__Data rows__.

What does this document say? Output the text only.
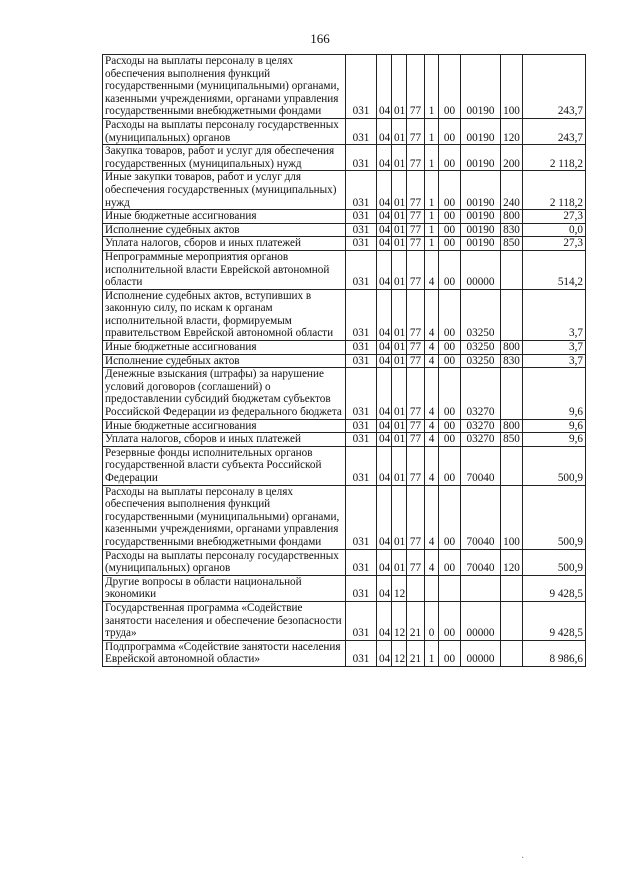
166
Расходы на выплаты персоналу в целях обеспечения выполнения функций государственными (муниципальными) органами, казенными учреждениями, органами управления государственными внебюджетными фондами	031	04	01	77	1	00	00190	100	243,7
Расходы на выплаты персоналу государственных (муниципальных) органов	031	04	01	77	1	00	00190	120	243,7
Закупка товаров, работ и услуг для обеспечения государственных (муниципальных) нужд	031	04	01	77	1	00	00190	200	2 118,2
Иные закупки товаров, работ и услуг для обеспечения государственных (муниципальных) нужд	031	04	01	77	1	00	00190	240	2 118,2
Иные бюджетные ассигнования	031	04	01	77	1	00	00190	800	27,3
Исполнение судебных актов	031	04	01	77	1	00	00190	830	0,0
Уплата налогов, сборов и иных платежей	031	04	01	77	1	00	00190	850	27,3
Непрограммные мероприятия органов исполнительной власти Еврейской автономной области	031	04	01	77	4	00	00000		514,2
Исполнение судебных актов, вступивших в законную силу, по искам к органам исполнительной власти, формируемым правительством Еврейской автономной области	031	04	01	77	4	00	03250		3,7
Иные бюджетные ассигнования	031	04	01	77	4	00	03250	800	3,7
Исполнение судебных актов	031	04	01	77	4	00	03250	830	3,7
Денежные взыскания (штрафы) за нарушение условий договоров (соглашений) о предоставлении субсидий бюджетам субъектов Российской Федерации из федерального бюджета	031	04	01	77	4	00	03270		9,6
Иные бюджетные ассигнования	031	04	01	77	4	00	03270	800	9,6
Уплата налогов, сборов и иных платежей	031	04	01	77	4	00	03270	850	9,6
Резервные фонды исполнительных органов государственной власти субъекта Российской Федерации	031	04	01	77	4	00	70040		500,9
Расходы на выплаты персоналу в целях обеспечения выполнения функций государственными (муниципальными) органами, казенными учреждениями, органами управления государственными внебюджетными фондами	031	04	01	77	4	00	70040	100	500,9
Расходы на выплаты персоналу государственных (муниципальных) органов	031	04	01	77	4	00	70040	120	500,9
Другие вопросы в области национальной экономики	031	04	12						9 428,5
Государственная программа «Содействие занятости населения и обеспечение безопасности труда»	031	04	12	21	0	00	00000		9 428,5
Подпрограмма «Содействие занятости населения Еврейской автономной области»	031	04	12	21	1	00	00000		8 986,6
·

__Objective__. Select every line above that contains the word "органов", and copy it.

__Task response__.
Расходы на выплаты персоналу государственных (муниципальных) органов	031	04	01	77	1	00	00190	120	243,7
Непрограммные мероприятия органов исполнительной власти Еврейской автономной области	031	04	01	77	4	00	00000		514,2
Резервные фонды исполнительных органов государственной власти субъекта Российской Федерации	031	04	01	77	4	00	70040		500,9
Расходы на выплаты персоналу государственных (муниципальных) органов	031	04	01	77	4	00	70040	120	500,9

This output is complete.